(Entries shown):
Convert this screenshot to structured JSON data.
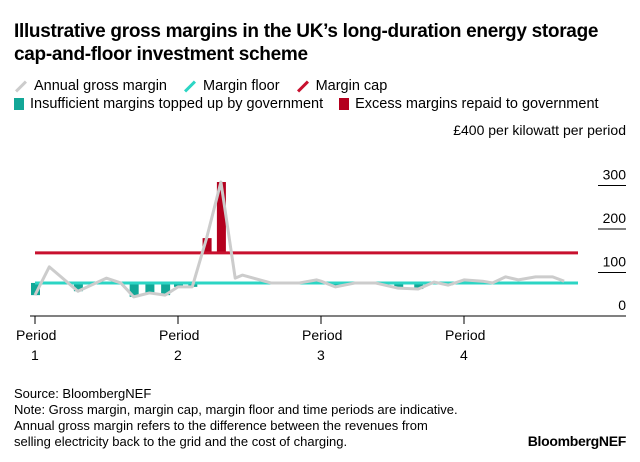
{
  "title": "Illustrative gross margins in the UK’s long-duration energy storage cap-and-floor investment scheme",
  "legend": [
    {
      "label": "Annual gross margin",
      "kind": "line",
      "color": "#cccccc"
    },
    {
      "label": "Margin floor",
      "kind": "line",
      "color": "#2cd5c4"
    },
    {
      "label": "Margin cap",
      "kind": "line",
      "color": "#c8102e"
    },
    {
      "label": "Insufficient margins topped up by government",
      "kind": "bar",
      "color": "#12a797"
    },
    {
      "label": "Excess margins repaid to government",
      "kind": "bar",
      "color": "#b4001e"
    }
  ],
  "unit_label": "£400 per kilowatt per period",
  "footer": {
    "source": "Source: BloombergNEF",
    "note1": "Note: Gross margin, margin cap, margin floor and time periods are indicative.",
    "note2": "Annual gross margin refers to the difference between the revenues from",
    "note3": "selling electricity back to the grid and the cost of charging."
  },
  "logo": "BloombergNEF",
  "chart_data": {
    "type": "line",
    "xlabel": "",
    "ylabel": "",
    "ylim": [
      0,
      400
    ],
    "xlim": [
      1,
      4.7
    ],
    "yticks": [
      "0",
      "100",
      "200",
      "300"
    ],
    "yticks_values": [
      0,
      100,
      200,
      300
    ],
    "xticks": [
      {
        "label": "Period",
        "sub": "1",
        "x": 1
      },
      {
        "label": "Period",
        "sub": "2",
        "x": 2
      },
      {
        "label": "Period",
        "sub": "3",
        "x": 3
      },
      {
        "label": "Period",
        "sub": "4",
        "x": 4
      }
    ],
    "grid": false,
    "margin_cap": 145,
    "margin_floor": 76,
    "series": [
      {
        "name": "Annual gross margin",
        "x": [
          1.0,
          1.1,
          1.3,
          1.5,
          1.6,
          1.69,
          1.8,
          1.91,
          2.0,
          2.1,
          2.2,
          2.3,
          2.4,
          2.45,
          2.65,
          2.85,
          2.97,
          3.0,
          3.1,
          3.24,
          3.38,
          3.54,
          3.68,
          3.79,
          3.89,
          4.0,
          4.13,
          4.2,
          4.29,
          4.38,
          4.5,
          4.62,
          4.7
        ],
        "y": [
          48,
          113,
          57,
          87,
          76,
          44,
          53,
          48,
          67,
          67,
          179,
          308,
          87,
          94,
          76,
          76,
          83,
          80,
          67,
          76,
          76,
          64,
          62,
          78,
          71,
          83,
          80,
          76,
          90,
          83,
          90,
          90,
          80
        ]
      }
    ]
  }
}
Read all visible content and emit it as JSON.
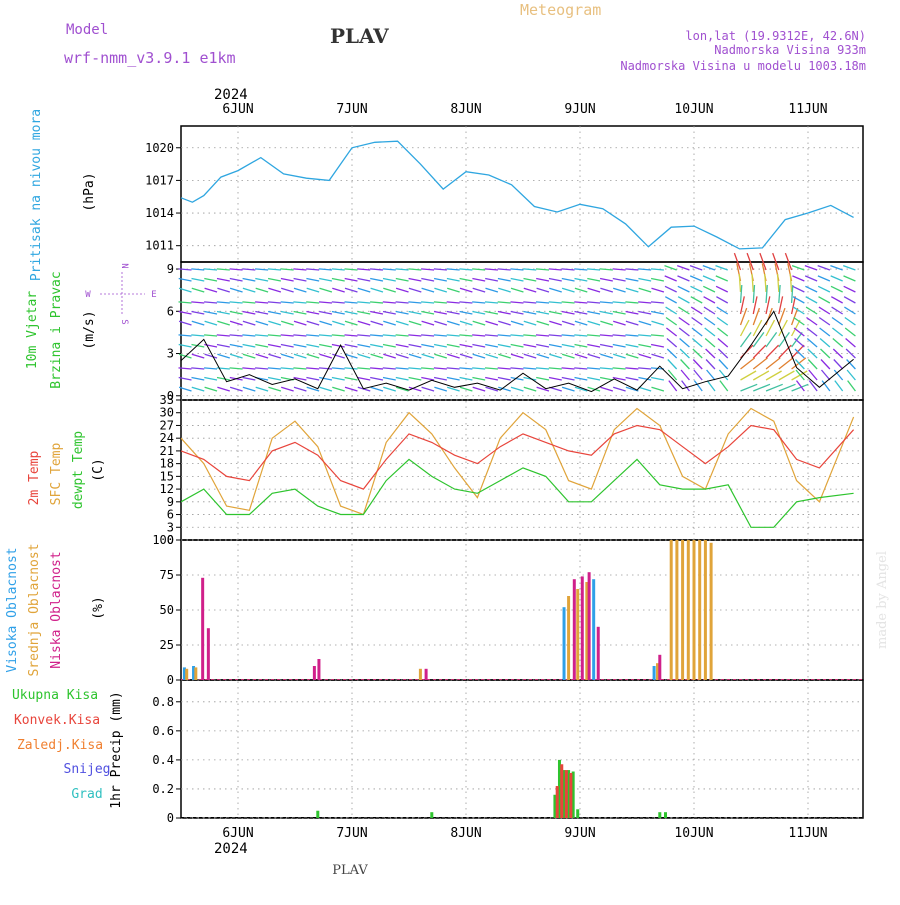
{
  "header": {
    "model_label": "Model",
    "model_name": "wrf-nmm_v3.9.1 e1km",
    "station": "PLAV",
    "meteogram": "Meteogram",
    "lonlat": "lon,lat (19.9312E, 42.6N)",
    "elevation": "Nadmorska Visina 933m",
    "model_elevation": "Nadmorska Visina u modelu 1003.18m"
  },
  "footer": {
    "station": "PLAV",
    "credit": "made by Angel"
  },
  "colors": {
    "pressure": "#2fa6e0",
    "temp2m": "#e8453c",
    "sfc": "#e0a43a",
    "dewpt": "#2ec42e",
    "high": "#2fa0e8",
    "mid": "#e0a43a",
    "low": "#d0208a",
    "total": "#2ec42e",
    "conv": "#e8453c",
    "frz": "#f08030",
    "snow": "#5050e0",
    "grad": "#30c0c0",
    "label_purple": "#a050d0"
  },
  "time_axis": {
    "year": "2024",
    "days": [
      "6JUN",
      "7JUN",
      "8JUN",
      "9JUN",
      "10JUN",
      "11JUN"
    ]
  },
  "panels": {
    "pressure": {
      "labels": [
        "Pritisak na nivou mora"
      ],
      "unit": "(hPa)"
    },
    "wind": {
      "labels": [
        "10m Vjetar",
        "Brzina i Pravac"
      ],
      "unit": "(m/s)",
      "compass": {
        "n": "N",
        "s": "S",
        "w": "W",
        "e": "E"
      }
    },
    "temp": {
      "labels": [
        "2m Temp",
        "SFC Temp",
        "dewpt Temp"
      ],
      "unit": "(C)"
    },
    "cloud": {
      "labels": [
        "Visoka Oblacnost",
        "Srednja Oblacnost",
        "Niska Oblacnost"
      ],
      "unit": "(%)"
    },
    "precip": {
      "labels": [
        "Ukupna Kisa",
        "Konvek.Kisa",
        "Zaledj.Kisa",
        "Snijeg",
        "Grad"
      ],
      "unit": "1hr Precip (mm)"
    }
  },
  "chart_data": [
    {
      "type": "line",
      "name": "pressure",
      "ylabel": "(hPa)",
      "ylim": [
        1009.5,
        1022
      ],
      "yticks": [
        1011,
        1014,
        1017,
        1020
      ],
      "x_days": [
        0,
        0.1,
        0.2,
        0.35,
        0.5,
        0.7,
        0.9,
        1.1,
        1.3,
        1.5,
        1.7,
        1.9,
        2.1,
        2.3,
        2.5,
        2.7,
        2.9,
        3.1,
        3.3,
        3.5,
        3.7,
        3.9,
        4.1,
        4.3,
        4.5,
        4.7,
        4.9,
        5.1,
        5.3,
        5.5,
        5.7,
        5.9
      ],
      "values": [
        1015.4,
        1015.0,
        1015.6,
        1017.3,
        1017.9,
        1019.1,
        1017.6,
        1017.2,
        1017.0,
        1020.0,
        1020.5,
        1020.6,
        1018.5,
        1016.2,
        1017.8,
        1017.5,
        1016.6,
        1014.6,
        1014.1,
        1014.8,
        1014.4,
        1013.0,
        1010.9,
        1012.7,
        1012.8,
        1011.8,
        1010.7,
        1010.8,
        1013.4,
        1014.0,
        1014.7,
        1013.6
      ]
    },
    {
      "type": "line",
      "name": "wind speed",
      "ylabel": "(m/s)",
      "ylim": [
        -0.3,
        9.5
      ],
      "yticks": [
        0,
        3,
        6,
        9
      ],
      "x_days": [
        0,
        0.2,
        0.4,
        0.6,
        0.8,
        1.0,
        1.2,
        1.4,
        1.6,
        1.8,
        2.0,
        2.2,
        2.4,
        2.6,
        2.8,
        3.0,
        3.2,
        3.4,
        3.6,
        3.8,
        4.0,
        4.2,
        4.4,
        4.6,
        4.8,
        5.0,
        5.2,
        5.4,
        5.6,
        5.9
      ],
      "values": [
        2.5,
        4.0,
        1.0,
        1.5,
        0.8,
        1.2,
        0.5,
        3.6,
        0.5,
        0.9,
        0.4,
        1.1,
        0.6,
        0.9,
        0.4,
        1.6,
        0.5,
        0.9,
        0.3,
        1.2,
        0.4,
        2.1,
        0.5,
        1.0,
        1.4,
        3.6,
        6.0,
        2.0,
        0.6,
        2.6
      ]
    },
    {
      "type": "line",
      "name": "temperature",
      "ylabel": "(C)",
      "ylim": [
        0,
        33
      ],
      "yticks": [
        0,
        3,
        6,
        9,
        12,
        15,
        18,
        21,
        24,
        27,
        30,
        33
      ],
      "x_days": [
        0,
        0.2,
        0.4,
        0.6,
        0.8,
        1.0,
        1.2,
        1.4,
        1.6,
        1.8,
        2.0,
        2.2,
        2.4,
        2.6,
        2.8,
        3.0,
        3.2,
        3.4,
        3.6,
        3.8,
        4.0,
        4.2,
        4.4,
        4.6,
        4.8,
        5.0,
        5.2,
        5.4,
        5.6,
        5.9
      ],
      "series": [
        {
          "name": "2m Temp",
          "values": [
            21,
            19,
            15,
            14,
            21,
            23,
            20,
            14,
            12,
            19,
            25,
            23,
            20,
            18,
            22,
            25,
            23,
            21,
            20,
            25,
            27,
            26,
            22,
            18,
            22,
            27,
            26,
            19,
            17,
            26
          ]
        },
        {
          "name": "SFC Temp",
          "values": [
            24,
            18,
            8,
            7,
            24,
            28,
            22,
            8,
            6,
            23,
            30,
            25,
            17,
            10,
            24,
            30,
            26,
            14,
            12,
            26,
            31,
            27,
            15,
            12,
            25,
            31,
            28,
            14,
            9,
            29
          ]
        },
        {
          "name": "dewpt Temp",
          "values": [
            9,
            12,
            6,
            6,
            11,
            12,
            8,
            6,
            6,
            14,
            19,
            15,
            12,
            11,
            14,
            17,
            15,
            9,
            9,
            14,
            19,
            13,
            12,
            12,
            13,
            3,
            3,
            9,
            10,
            11
          ]
        }
      ]
    },
    {
      "type": "bar",
      "name": "cloud cover",
      "ylabel": "(%)",
      "ylim": [
        0,
        100
      ],
      "yticks": [
        0,
        25,
        50,
        75,
        100
      ],
      "series": [
        {
          "name": "Visoka Oblacnost",
          "x_days": [
            0.03,
            0.11,
            3.36,
            3.62,
            4.15,
            4.47,
            4.5,
            4.54,
            4.57,
            4.6
          ],
          "values": [
            9,
            10,
            52,
            72,
            10,
            0,
            0,
            0,
            0,
            0
          ]
        },
        {
          "name": "Srednja Oblacnost",
          "x_days": [
            0.05,
            0.13,
            2.1,
            3.4,
            3.48,
            3.56,
            4.18,
            4.3,
            4.35,
            4.4,
            4.45,
            4.5,
            4.55,
            4.6,
            4.65
          ],
          "values": [
            8,
            9,
            8,
            60,
            65,
            70,
            12,
            100,
            100,
            100,
            100,
            100,
            100,
            100,
            98
          ]
        },
        {
          "name": "Niska Oblacnost",
          "x_days": [
            0.19,
            0.24,
            1.17,
            1.21,
            2.15,
            3.45,
            3.52,
            3.58,
            3.66,
            4.2
          ],
          "values": [
            73,
            37,
            10,
            15,
            8,
            72,
            74,
            77,
            38,
            18
          ]
        }
      ]
    },
    {
      "type": "bar",
      "name": "1hr precipitation",
      "ylabel": "1hr Precip (mm)",
      "ylim": [
        0,
        0.95
      ],
      "yticks": [
        0,
        0.2,
        0.4,
        0.6,
        0.8
      ],
      "series": [
        {
          "name": "Ukupna Kisa",
          "x_days": [
            1.2,
            2.2,
            3.28,
            3.32,
            3.36,
            3.4,
            3.44,
            3.48,
            4.2,
            4.25
          ],
          "values": [
            0.05,
            0.04,
            0.16,
            0.4,
            0.33,
            0.33,
            0.32,
            0.06,
            0.04,
            0.04
          ]
        },
        {
          "name": "Konvek.Kisa",
          "x_days": [
            3.3,
            3.34,
            3.38,
            3.42
          ],
          "values": [
            0.22,
            0.37,
            0.33,
            0.31
          ]
        }
      ]
    }
  ]
}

(Written instruction):
Extract lines where the string "pressure" occurs.

(Result of this task):
    "pressure": "#2fa6e0",
    "pressure": {
      "name": "pressure",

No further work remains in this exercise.